#### WHAT YOU SHOULD DO:
Go through the lines below. Copy those with "footer".

#### ITEMS:
================
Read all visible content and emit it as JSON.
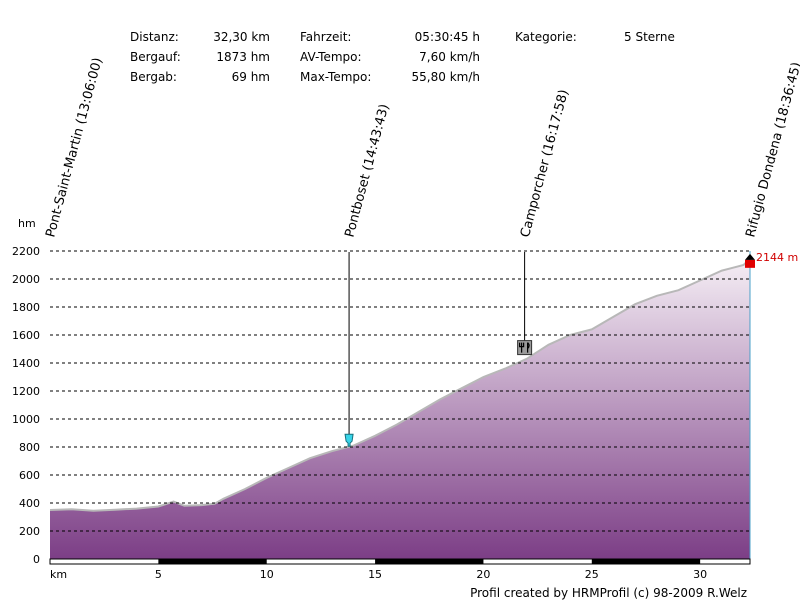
{
  "stats": {
    "col1": [
      {
        "label": "Distanz:",
        "value": "32,30 km"
      },
      {
        "label": "Bergauf:",
        "value": "1873 hm"
      },
      {
        "label": "Bergab:",
        "value": "69 hm"
      }
    ],
    "col2": [
      {
        "label": "Fahrzeit:",
        "value": "05:30:45 h"
      },
      {
        "label": "AV-Tempo:",
        "value": "7,60 km/h"
      },
      {
        "label": "Max-Tempo:",
        "value": "55,80 km/h"
      }
    ],
    "col3": [
      {
        "label": "Kategorie:",
        "value": "5 Sterne"
      }
    ]
  },
  "footer": "Profil created by HRMProfil (c) 98-2009 R.Welz",
  "chart_data": {
    "type": "area",
    "xlabel": "km",
    "ylabel": "hm",
    "xlim": [
      0,
      32.3
    ],
    "ylim": [
      0,
      2200
    ],
    "xticks": [
      5,
      10,
      15,
      20,
      25,
      30
    ],
    "yticks": [
      0,
      200,
      400,
      600,
      800,
      1000,
      1200,
      1400,
      1600,
      1800,
      2000,
      2200
    ],
    "grid": true,
    "fill_top_color": "#f5eef5",
    "fill_bottom_color": "#7c3e86",
    "line_color": "#b8b8b8",
    "x": [
      0,
      1,
      2,
      3,
      4,
      5,
      5.3,
      5.7,
      6.2,
      7,
      7.6,
      8,
      9,
      10,
      11,
      12,
      13,
      14,
      15,
      16,
      17,
      18,
      19,
      20,
      21,
      22,
      23,
      24,
      25,
      26,
      27,
      28,
      29,
      30,
      31,
      31.5,
      32,
      32.3
    ],
    "y": [
      350,
      355,
      345,
      352,
      360,
      375,
      390,
      410,
      380,
      385,
      395,
      430,
      500,
      580,
      650,
      720,
      770,
      810,
      880,
      960,
      1050,
      1140,
      1220,
      1300,
      1360,
      1430,
      1530,
      1600,
      1640,
      1730,
      1820,
      1880,
      1920,
      1990,
      2060,
      2080,
      2100,
      2144
    ],
    "waypoints": [
      {
        "label": "Pont-Saint-Martin (13:06:00)",
        "x": 0
      },
      {
        "label": "Pontboset (14:43:43)",
        "x": 13.8,
        "y": 820,
        "icon": "drink-icon"
      },
      {
        "label": "Camporcher (16:17:58)",
        "x": 21.9,
        "y": 1460,
        "icon": "restaurant-icon"
      },
      {
        "label": "Rifugio Dondena (18:36:45)",
        "x": 32.3,
        "y": 2144,
        "icon": "summit-flag-icon"
      }
    ],
    "end_label": "2144 m"
  }
}
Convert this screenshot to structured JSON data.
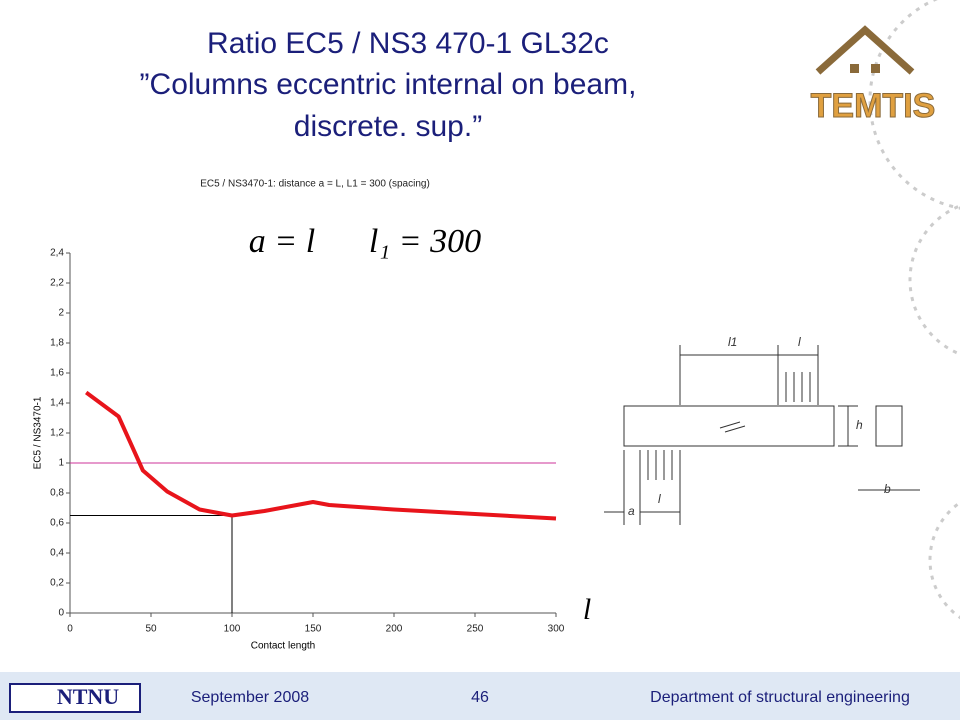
{
  "slide": {
    "title": [
      "Ratio  EC5 / NS3 470-1   GL32c",
      "”Columns eccentric internal  on beam,",
      "discrete.  sup.”"
    ],
    "logo": "TEMTIS",
    "footer": {
      "org": "NTNU",
      "date": "September 2008",
      "page": "46",
      "department": "Department of structural engineering"
    }
  },
  "diagram": {
    "labels": [
      "l1",
      "l",
      "h",
      "b",
      "a",
      "l"
    ]
  },
  "chart_data": {
    "type": "line",
    "title": "EC5 / NS3470-1:  distance a = L, L1 = 300 (spacing)",
    "annotations": [
      "a = l",
      "l₁ = 300",
      "l"
    ],
    "x_label": "Contact length",
    "y_label": "EC5 / NS3470-1",
    "xlim": [
      0,
      300
    ],
    "ylim": [
      0,
      2.4
    ],
    "xticks": [
      0,
      50,
      100,
      150,
      200,
      250,
      300
    ],
    "yticks": [
      0,
      {
        "value": 0.2,
        "label": "0,2"
      },
      {
        "value": 0.4,
        "label": "0,4"
      },
      {
        "value": 0.6,
        "label": "0,6"
      },
      {
        "value": 0.8,
        "label": "0,8"
      },
      1,
      {
        "value": 1.2,
        "label": "1,2"
      },
      {
        "value": 1.4,
        "label": "1,4"
      },
      {
        "value": 1.6,
        "label": "1,6"
      },
      {
        "value": 1.8,
        "label": "1,8"
      },
      2,
      {
        "value": 2.2,
        "label": "2,2"
      },
      {
        "value": 2.4,
        "label": "2,4"
      }
    ],
    "series": [
      {
        "color": "#e8141b",
        "x": [
          10,
          30,
          45,
          60,
          80,
          100,
          120,
          140,
          150,
          160,
          200,
          250,
          300
        ],
        "values": [
          1.47,
          1.31,
          0.95,
          0.81,
          0.69,
          0.65,
          0.68,
          0.72,
          0.74,
          0.72,
          0.69,
          0.66,
          0.63
        ]
      }
    ],
    "reference_line": {
      "y": 1,
      "color": "#cc3399"
    },
    "guide": {
      "x": 100,
      "y": 0.65,
      "color": "#000000"
    }
  }
}
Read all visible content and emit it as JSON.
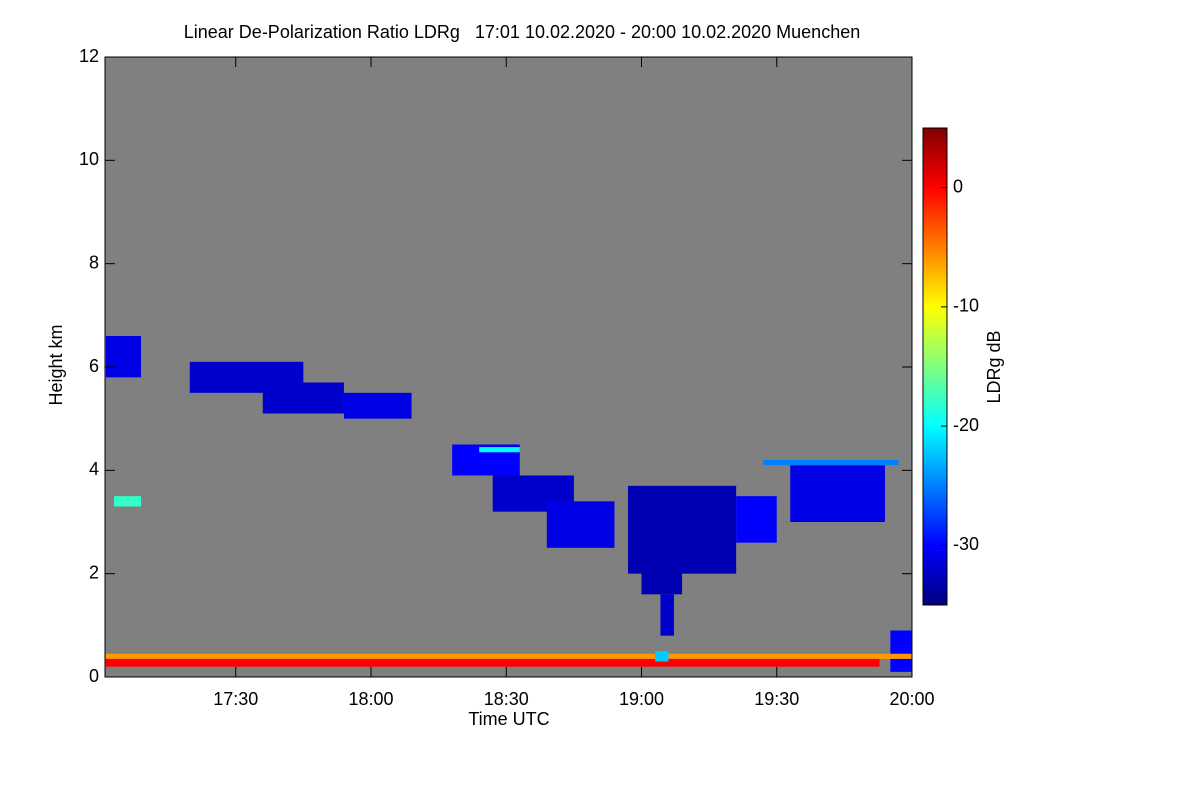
================
#### ANSWER TO THE PROBLEM:
  "footer": "Profil created by HRMProfil (c) 98-2009 R.Welz",
    "footer": {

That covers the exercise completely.